[Stored data]
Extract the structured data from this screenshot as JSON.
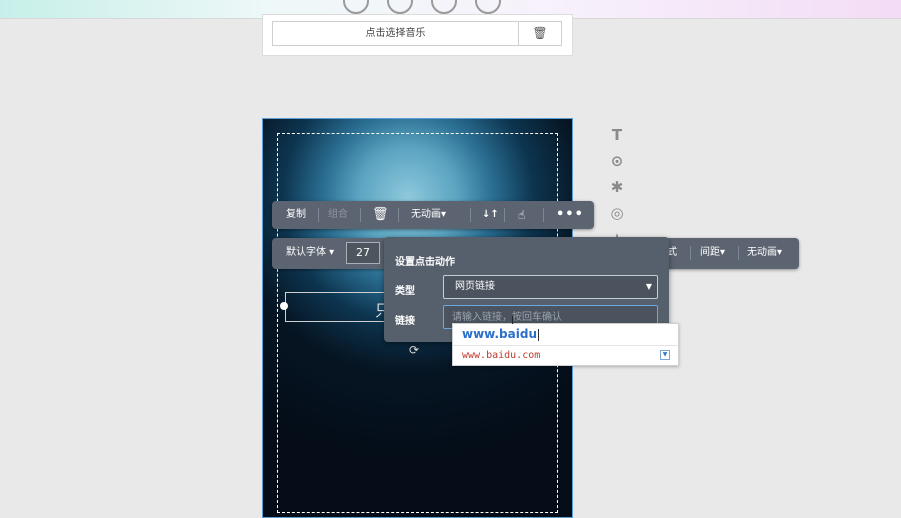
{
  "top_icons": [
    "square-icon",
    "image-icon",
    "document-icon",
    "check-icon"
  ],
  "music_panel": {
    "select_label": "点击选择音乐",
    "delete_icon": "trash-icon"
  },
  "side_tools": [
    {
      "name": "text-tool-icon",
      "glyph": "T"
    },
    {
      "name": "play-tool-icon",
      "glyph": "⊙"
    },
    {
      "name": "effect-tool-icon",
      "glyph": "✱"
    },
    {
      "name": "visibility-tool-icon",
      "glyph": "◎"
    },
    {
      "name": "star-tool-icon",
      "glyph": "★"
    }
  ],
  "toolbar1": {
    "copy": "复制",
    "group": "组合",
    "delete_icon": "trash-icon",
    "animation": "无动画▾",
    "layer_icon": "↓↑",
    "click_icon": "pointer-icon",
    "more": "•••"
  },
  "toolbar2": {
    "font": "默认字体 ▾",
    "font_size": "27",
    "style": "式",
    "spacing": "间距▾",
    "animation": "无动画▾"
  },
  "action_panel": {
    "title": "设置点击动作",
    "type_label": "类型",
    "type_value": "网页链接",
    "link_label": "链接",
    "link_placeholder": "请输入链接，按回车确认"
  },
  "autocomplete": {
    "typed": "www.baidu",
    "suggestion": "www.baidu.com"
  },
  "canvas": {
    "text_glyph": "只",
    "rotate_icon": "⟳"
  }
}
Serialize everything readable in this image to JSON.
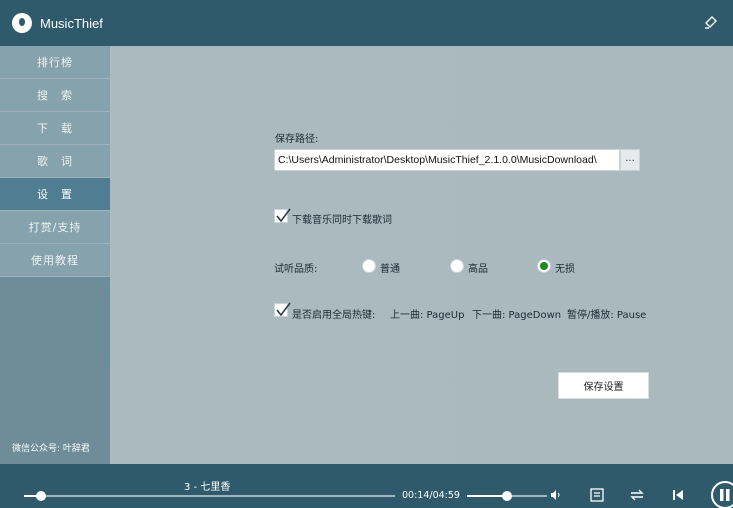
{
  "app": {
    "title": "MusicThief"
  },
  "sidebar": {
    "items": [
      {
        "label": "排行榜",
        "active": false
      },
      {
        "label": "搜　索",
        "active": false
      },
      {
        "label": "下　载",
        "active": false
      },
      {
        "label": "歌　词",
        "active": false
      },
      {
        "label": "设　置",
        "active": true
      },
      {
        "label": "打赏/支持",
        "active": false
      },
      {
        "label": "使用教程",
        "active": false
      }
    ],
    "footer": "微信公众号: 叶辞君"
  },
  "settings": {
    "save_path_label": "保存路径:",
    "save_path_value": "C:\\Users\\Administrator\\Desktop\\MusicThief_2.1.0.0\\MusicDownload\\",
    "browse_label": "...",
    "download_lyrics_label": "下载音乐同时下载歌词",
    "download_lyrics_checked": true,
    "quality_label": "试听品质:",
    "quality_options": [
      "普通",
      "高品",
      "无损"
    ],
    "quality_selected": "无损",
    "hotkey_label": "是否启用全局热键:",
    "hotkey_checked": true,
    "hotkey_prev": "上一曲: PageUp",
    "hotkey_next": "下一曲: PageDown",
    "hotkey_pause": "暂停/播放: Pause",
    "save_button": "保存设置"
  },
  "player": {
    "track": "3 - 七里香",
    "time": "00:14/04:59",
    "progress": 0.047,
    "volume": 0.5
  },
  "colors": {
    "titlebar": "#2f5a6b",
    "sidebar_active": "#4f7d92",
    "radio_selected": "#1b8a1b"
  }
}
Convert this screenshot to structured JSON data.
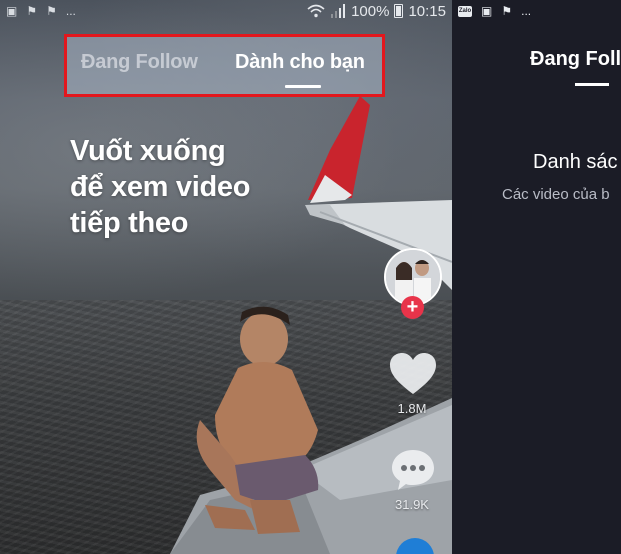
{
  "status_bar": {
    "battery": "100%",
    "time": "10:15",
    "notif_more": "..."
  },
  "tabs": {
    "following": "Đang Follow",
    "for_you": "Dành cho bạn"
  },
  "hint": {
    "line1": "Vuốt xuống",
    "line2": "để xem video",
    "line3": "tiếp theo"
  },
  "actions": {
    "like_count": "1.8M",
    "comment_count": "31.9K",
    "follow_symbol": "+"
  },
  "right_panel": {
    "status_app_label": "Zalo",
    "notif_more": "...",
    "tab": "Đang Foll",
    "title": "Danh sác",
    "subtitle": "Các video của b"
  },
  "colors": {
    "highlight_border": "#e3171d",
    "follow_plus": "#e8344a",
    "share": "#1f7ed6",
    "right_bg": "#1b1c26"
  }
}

▶ **Problem details**: Write out the entries above verbatim; the pictures do not belong in your copy.

▶ **Problem solution**:
Extract the structured data from this screenshot as JSON.
{
  "top_icons": [
    "square-icon",
    "image-icon",
    "document-icon",
    "check-icon"
  ],
  "music_panel": {
    "select_label": "点击选择音乐",
    "delete_icon": "trash-icon"
  },
  "side_tools": [
    {
      "name": "text-tool-icon",
      "glyph": "T"
    },
    {
      "name": "play-tool-icon",
      "glyph": "⊙"
    },
    {
      "name": "effect-tool-icon",
      "glyph": "✱"
    },
    {
      "name": "visibility-tool-icon",
      "glyph": "◎"
    },
    {
      "name": "star-tool-icon",
      "glyph": "★"
    }
  ],
  "toolbar1": {
    "copy": "复制",
    "group": "组合",
    "delete_icon": "trash-icon",
    "animation": "无动画▾",
    "layer_icon": "↓↑",
    "click_icon": "pointer-icon",
    "more": "•••"
  },
  "toolbar2": {
    "font": "默认字体 ▾",
    "font_size": "27",
    "style": "式",
    "spacing": "间距▾",
    "animation": "无动画▾"
  },
  "action_panel": {
    "title": "设置点击动作",
    "type_label": "类型",
    "type_value": "网页链接",
    "link_label": "链接",
    "link_placeholder": "请输入链接，按回车确认"
  },
  "autocomplete": {
    "typed": "www.baidu",
    "suggestion": "www.baidu.com"
  },
  "canvas": {
    "text_glyph": "只",
    "rotate_icon": "⟳"
  }
}
Serialize everything readable in this image to JSON.
{
  "app": {
    "title": "MusicThief"
  },
  "sidebar": {
    "items": [
      {
        "label": "排行榜",
        "active": false
      },
      {
        "label": "搜　索",
        "active": false
      },
      {
        "label": "下　载",
        "active": false
      },
      {
        "label": "歌　词",
        "active": false
      },
      {
        "label": "设　置",
        "active": true
      },
      {
        "label": "打赏/支持",
        "active": false
      },
      {
        "label": "使用教程",
        "active": false
      }
    ],
    "footer": "微信公众号: 叶辞君"
  },
  "settings": {
    "save_path_label": "保存路径:",
    "save_path_value": "C:\\Users\\Administrator\\Desktop\\MusicThief_2.1.0.0\\MusicDownload\\",
    "browse_label": "...",
    "download_lyrics_label": "下载音乐同时下载歌词",
    "download_lyrics_checked": true,
    "quality_label": "试听品质:",
    "quality_options": [
      "普通",
      "高品",
      "无损"
    ],
    "quality_selected": "无损",
    "hotkey_label": "是否启用全局热键:",
    "hotkey_checked": true,
    "hotkey_prev": "上一曲: PageUp",
    "hotkey_next": "下一曲: PageDown",
    "hotkey_pause": "暂停/播放: Pause",
    "save_button": "保存设置"
  },
  "player": {
    "track": "3 - 七里香",
    "time": "00:14/04:59",
    "progress": 0.047,
    "volume": 0.5
  },
  "colors": {
    "titlebar": "#2f5a6b",
    "sidebar_active": "#4f7d92",
    "radio_selected": "#1b8a1b"
  }
}
Convert this screenshot to structured JSON data.
{
  "status_bar": {
    "battery": "100%",
    "time": "10:15",
    "notif_more": "..."
  },
  "tabs": {
    "following": "Đang Follow",
    "for_you": "Dành cho bạn"
  },
  "hint": {
    "line1": "Vuốt xuống",
    "line2": "để xem video",
    "line3": "tiếp theo"
  },
  "actions": {
    "like_count": "1.8M",
    "comment_count": "31.9K",
    "follow_symbol": "+"
  },
  "right_panel": {
    "status_app_label": "Zalo",
    "notif_more": "...",
    "tab": "Đang Foll",
    "title": "Danh sác",
    "subtitle": "Các video của b"
  },
  "colors": {
    "highlight_border": "#e3171d",
    "follow_plus": "#e8344a",
    "share": "#1f7ed6",
    "right_bg": "#1b1c26"
  }
}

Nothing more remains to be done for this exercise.